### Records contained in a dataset
════════════════════

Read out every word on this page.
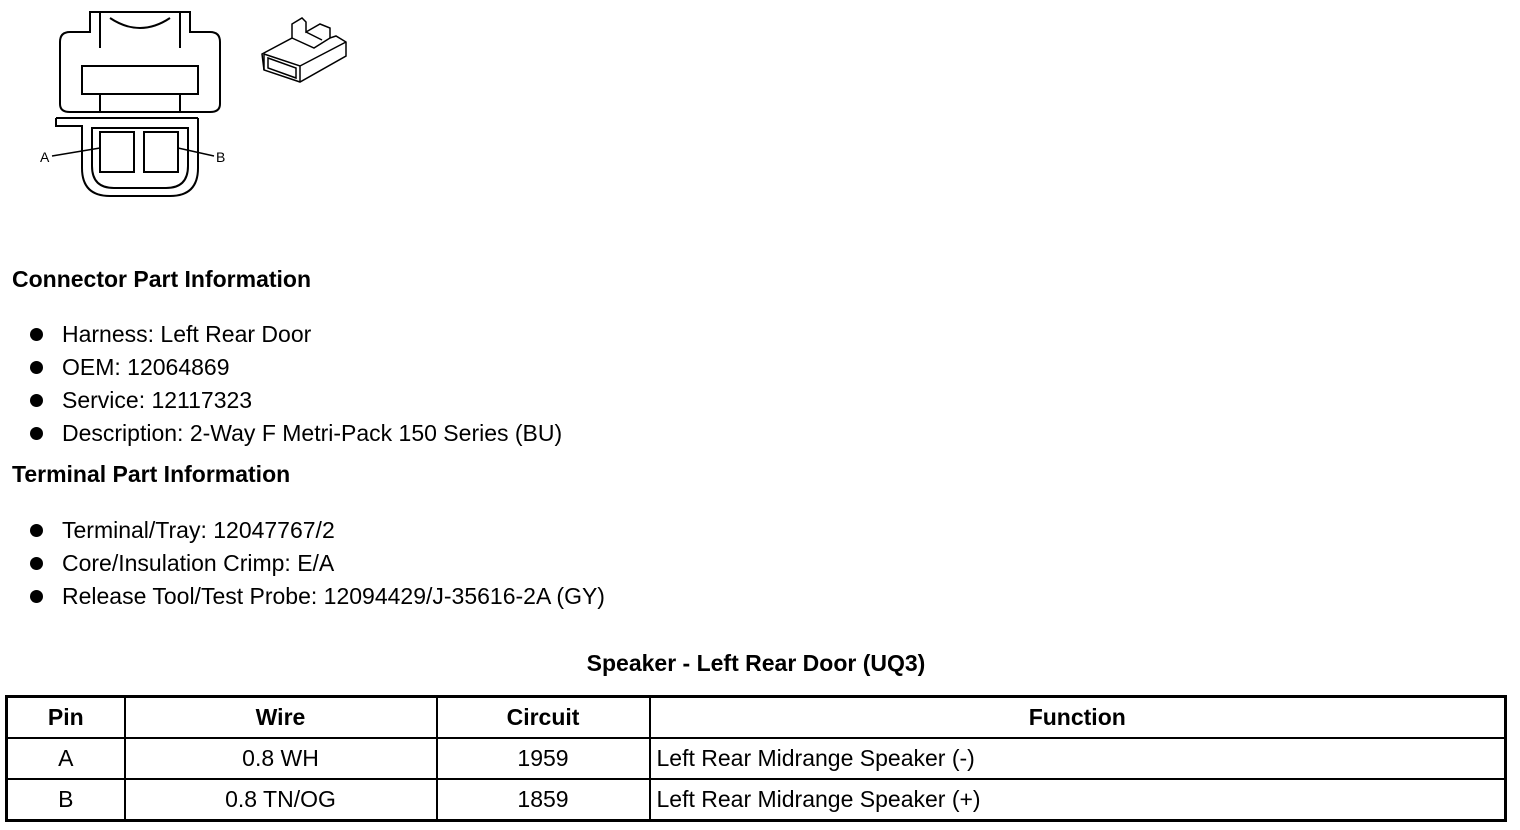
A	B
Connector Part Information
Harness: Left Rear Door
OEM: 12064869
Service: 12117323
Description: 2-Way F Metri-Pack 150 Series (BU)
Terminal Part Information
Terminal/Tray: 12047767/2
Core/Insulation Crimp: E/A
Release Tool/Test Probe: 12094429/J-35616-2A (GY)
Speaker - Left Rear Door (UQ3)
Pin	Wire	Circuit	Function
A	0.8 WH	1959	Left Rear Midrange Speaker (-)
B	0.8 TN/OG	1859	Left Rear Midrange Speaker (+)
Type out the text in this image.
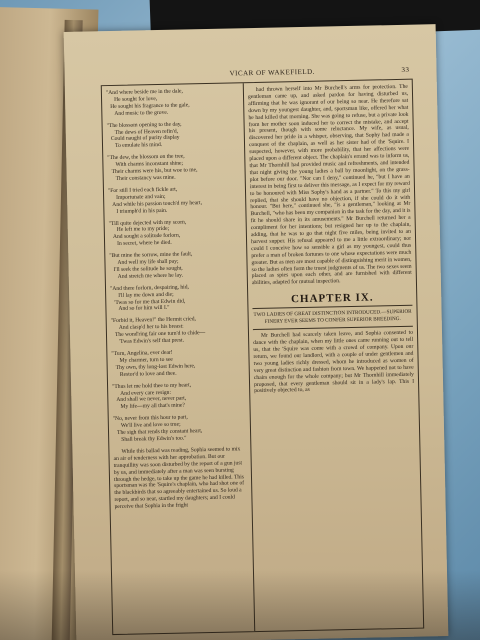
VICAR OF WAKEFIELD.	33
"And where beside me in the dale,
He sought for love,
He sought his fragrance to the gale,
And music to the grove.
"The blossom opening to the day,
The dews of Heaven refin'd,
Could naught of purity display
To emulate his mind.
"The dew, the blossom on the tree,
With charms inconstant shine;
Their charms were his, but woe to me,
Their constancy was mine.
"For still I tried each fickle art,
Importunate and vain;
And while his passion touch'd my heart,
I triumph'd in his pain.
"Till quite dejected with my scorn,
He left me to my pride;
And sought a solitude forlorn,
In secret, where he died.
"But mine the sorrow, mine the fault,
And well my life shall pay;
I'll seek the solitude he sought,
And stretch me where he lay.
"And there forlorn, despairing, hid,
I'll lay me down and die;
'Twas so for me that Edwin did,
And so for him will I."
"Forbid it, Heaven!" the Hermit cried,
And clasp'd her to his breast:
The wond'ring fair one turn'd to chide—
'Twas Edwin's self that prest.
"Turn, Angelina, ever dear!
My charmer, turn to see
Thy own, thy long-lost Edwin here,
Restor'd to love and thee.
"Thus let me hold thee to my heart,
And every care resign:
And shall we never, never part,
My life—my all that's mine?
"No, never from this hour to part,
We'll live and love so true;
The sigh that rends thy constant heart,
Shall break thy Edwin's too."
While this ballad was reading, Sophia seemed to mix an air of tenderness with her approbation. But our tranquillity was soon disturbed by the report of a gun just by us, and immediately after a man was seen bursting through the hedge, to take up the game he had killed. This sportsman was the 'Squire's chaplain, who had shot one of the blackbirds that so agreeably entertained us. So loud a report, and so near, startled my daughters; and I could perceive that Sophia in the fright
had thrown herself into Mr Burchell's arms for protection. The gentleman came up, and asked pardon for having disturbed us, affirming that he was ignorant of our being so near. He therefore sat down by my youngest daughter, and, sportsman like, offered her what he had killed that morning. She was going to refuse, but a private look from her mother soon induced her to correct the mistake, and accept his present, though with some reluctance. My wife, as usual, discovered her pride in a whisper, observing, that Sophy had made a conquest of the chaplain, as well as her sister had of the 'Squire. I suspected, however, with more probability, that her affections were placed upon a different object. The chaplain's errand was to inform us, that Mr Thornhill had provided music and refreshments, and intended that night giving the young ladies a ball by moonlight, on the grass-plot before our door. "Nor can I deny," continued he, "but I have an interest in being first to deliver this message, as I expect for my reward to be honoured with Miss Sophy's hand as a partner." To this my girl replied, that she should have no objection, if she could do it with honour. "But here," continued she, "is a gentleman," looking at Mr Burchell, "who has been my companion in the task for the day, and it is fit he should share in its amusements." Mr Burchell returned her a compliment for her intentions; but resigned her up to the chaplain, adding, that he was to go that night five miles, being invited to an harvest supper. His refusal appeared to me a little extraordinary; nor could I conceive how so sensible a girl as my youngest, could thus prefer a man of broken fortunes to one whose expectations were much greater. But as men are most capable of distinguishing merit in women, so the ladies often form the truest judgments of us. The two sexes seem placed as spies upon each other, and are furnished with different abilities, adapted for mutual inspection.
CHAPTER IX.
TWO LADIES OF GREAT DISTINCTION INTRODUCED.—SUPERIOR FINERY EVER SEEMS TO CONFER SUPERIOR BREEDING.
Mr Burchell had scarcely taken leave, and Sophia consented to dance with the chaplain, when my little ones came running out to tell us, that the 'Squire was come with a crowd of company. Upon our return, we found our landlord, with a couple of under gentlemen and two young ladies richly dressed, whom he introduced as women of very great distinction and fashion from town. We happened not to have chairs enough for the whole company; but Mr Thornhill immediately proposed, that every gentleman should sit in a lady's lap. This I positively objected to, as
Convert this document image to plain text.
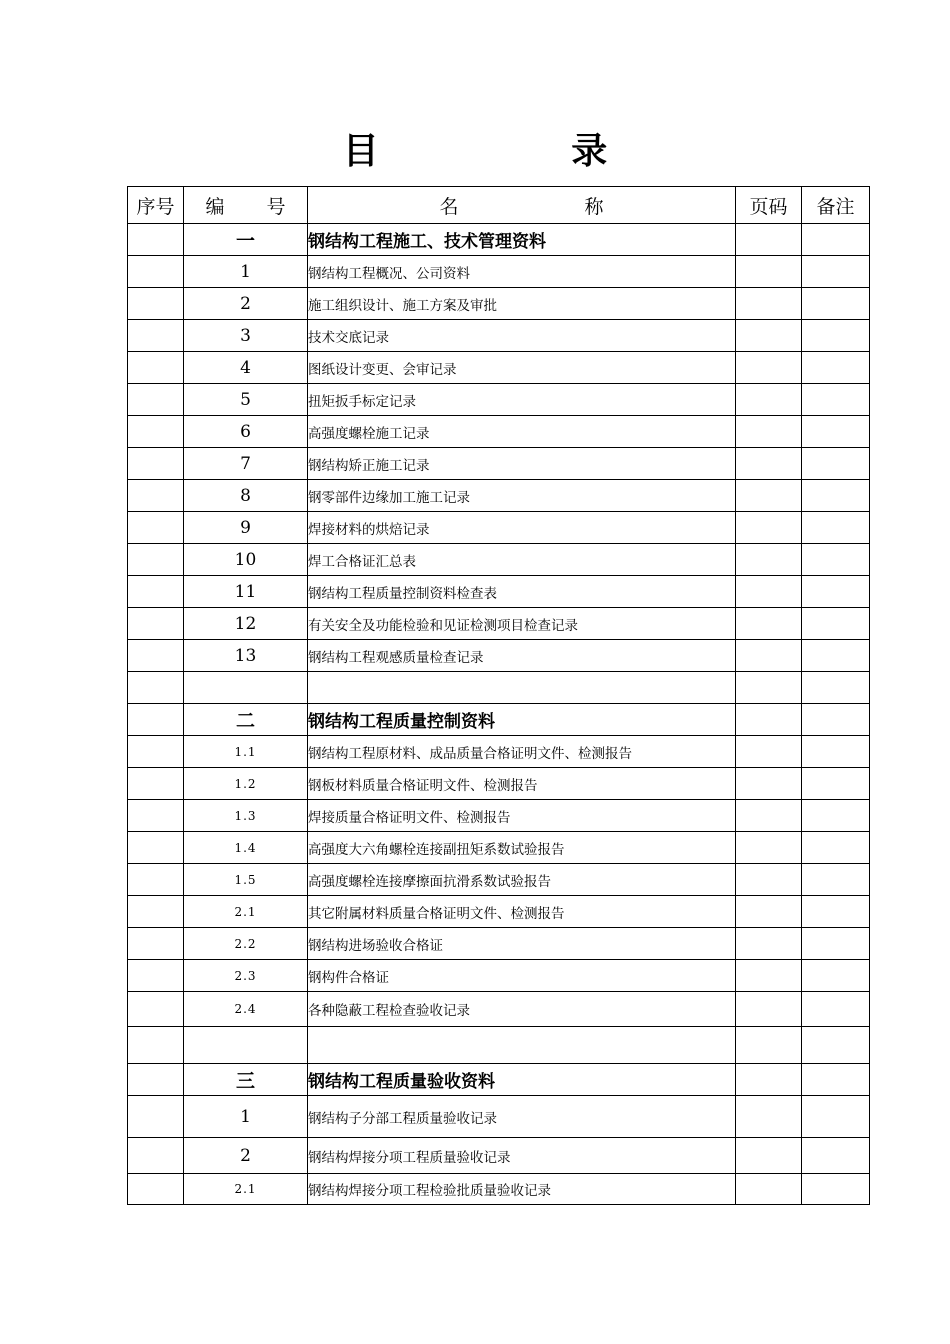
目 录
序号	编 号	名 称	页码	备注
	一	钢结构工程施工、技术管理资料		
	1	钢结构工程概况、公司资料		
	2	施工组织设计、施工方案及审批		
	3	技术交底记录		
	4	图纸设计变更、会审记录		
	5	扭矩扳手标定记录		
	6	高强度螺栓施工记录		
	7	钢结构矫正施工记录		
	8	钢零部件边缘加工施工记录		
	9	焊接材料的烘焙记录		
	10	焊工合格证汇总表		
	11	钢结构工程质量控制资料检查表		
	12	有关安全及功能检验和见证检测项目检查记录		
	13	钢结构工程观感质量检查记录		

	二	钢结构工程质量控制资料		
	1.1	钢结构工程原材料、成品质量合格证明文件、检测报告		
	1.2	钢板材料质量合格证明文件、检测报告		
	1.3	焊接质量合格证明文件、检测报告		
	1.4	高强度大六角螺栓连接副扭矩系数试验报告		
	1.5	高强度螺栓连接摩擦面抗滑系数试验报告		
	2.1	其它附属材料质量合格证明文件、检测报告		
	2.2	钢结构进场验收合格证		
	2.3	钢构件合格证		
	2.4	各种隐蔽工程检查验收记录		

	三	钢结构工程质量验收资料		
	1	钢结构子分部工程质量验收记录		
	2	钢结构焊接分项工程质量验收记录		
	2.1	钢结构焊接分项工程检验批质量验收记录		
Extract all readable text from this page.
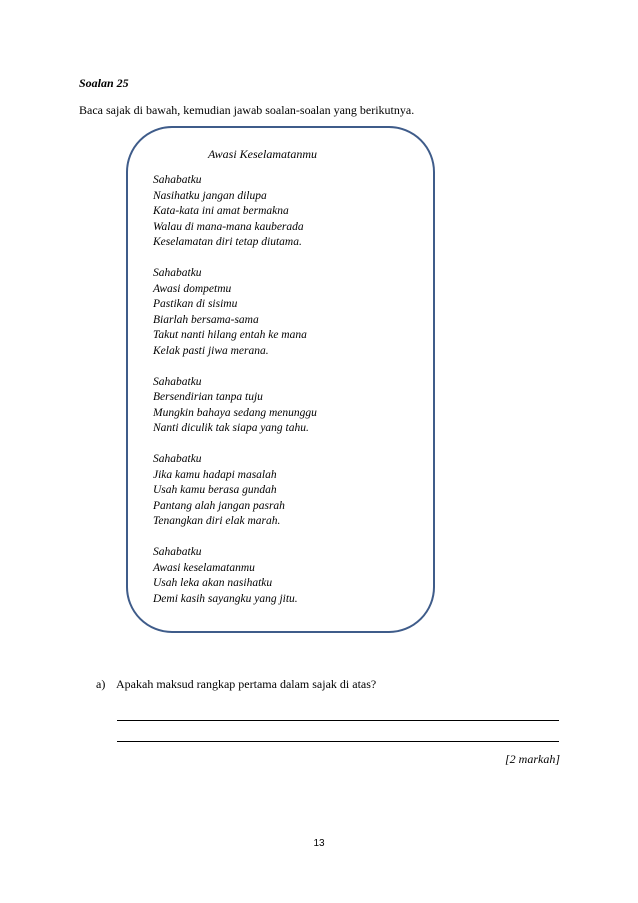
Soalan 25
Baca sajak di bawah, kemudian jawab soalan-soalan yang berikutnya.
Awasi Keselamatanmu
Sahabatku
Nasihatku jangan dilupa
Kata-kata ini amat bermakna
Walau di mana-mana kauberada
Keselamatan diri tetap diutama.
Sahabatku
Awasi dompetmu
Pastikan di sisimu
Biarlah bersama-sama
Takut nanti hilang entah ke mana
Kelak pasti jiwa merana.
Sahabatku
Bersendirian tanpa tuju
Mungkin bahaya sedang menunggu
Nanti diculik tak siapa yang tahu.
Sahabatku
Jika kamu hadapi masalah
Usah kamu berasa gundah
Pantang alah jangan pasrah
Tenangkan diri elak marah.
Sahabatku
Awasi keselamatanmu
Usah leka akan nasihatku
Demi kasih sayangku yang jitu.
a) Apakah maksud rangkap pertama dalam sajak di atas?
[2 markah]
13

════════════════════

### Challenge
From the line with "Convert this document image to plain text." down to the end of the entries, retype each line exactly as written, but drop the pictures.

### Exercise output
Convert this document image to plain text.
目 录
序号	编 号	名 称	页码	备注
	一	钢结构工程施工、技术管理资料		
	1	钢结构工程概况、公司资料		
	2	施工组织设计、施工方案及审批		
	3	技术交底记录		
	4	图纸设计变更、会审记录		
	5	扭矩扳手标定记录		
	6	高强度螺栓施工记录		
	7	钢结构矫正施工记录		
	8	钢零部件边缘加工施工记录		
	9	焊接材料的烘焙记录		
	10	焊工合格证汇总表		
	11	钢结构工程质量控制资料检查表		
	12	有关安全及功能检验和见证检测项目检查记录		
	13	钢结构工程观感质量检查记录		

	二	钢结构工程质量控制资料		
	1.1	钢结构工程原材料、成品质量合格证明文件、检测报告		
	1.2	钢板材料质量合格证明文件、检测报告		
	1.3	焊接质量合格证明文件、检测报告		
	1.4	高强度大六角螺栓连接副扭矩系数试验报告		
	1.5	高强度螺栓连接摩擦面抗滑系数试验报告		
	2.1	其它附属材料质量合格证明文件、检测报告		
	2.2	钢结构进场验收合格证		
	2.3	钢构件合格证		
	2.4	各种隐蔽工程检查验收记录		

	三	钢结构工程质量验收资料		
	1	钢结构子分部工程质量验收记录		
	2	钢结构焊接分项工程质量验收记录		
	2.1	钢结构焊接分项工程检验批质量验收记录		
Extract all readable text from this page.
Soalan 25
Baca sajak di bawah, kemudian jawab soalan-soalan yang berikutnya.
Awasi Keselamatanmu
Sahabatku
Nasihatku jangan dilupa
Kata-kata ini amat bermakna
Walau di mana-mana kauberada
Keselamatan diri tetap diutama.
Sahabatku
Awasi dompetmu
Pastikan di sisimu
Biarlah bersama-sama
Takut nanti hilang entah ke mana
Kelak pasti jiwa merana.
Sahabatku
Bersendirian tanpa tuju
Mungkin bahaya sedang menunggu
Nanti diculik tak siapa yang tahu.
Sahabatku
Jika kamu hadapi masalah
Usah kamu berasa gundah
Pantang alah jangan pasrah
Tenangkan diri elak marah.
Sahabatku
Awasi keselamatanmu
Usah leka akan nasihatku
Demi kasih sayangku yang jitu.
a) Apakah maksud rangkap pertama dalam sajak di atas?
[2 markah]
13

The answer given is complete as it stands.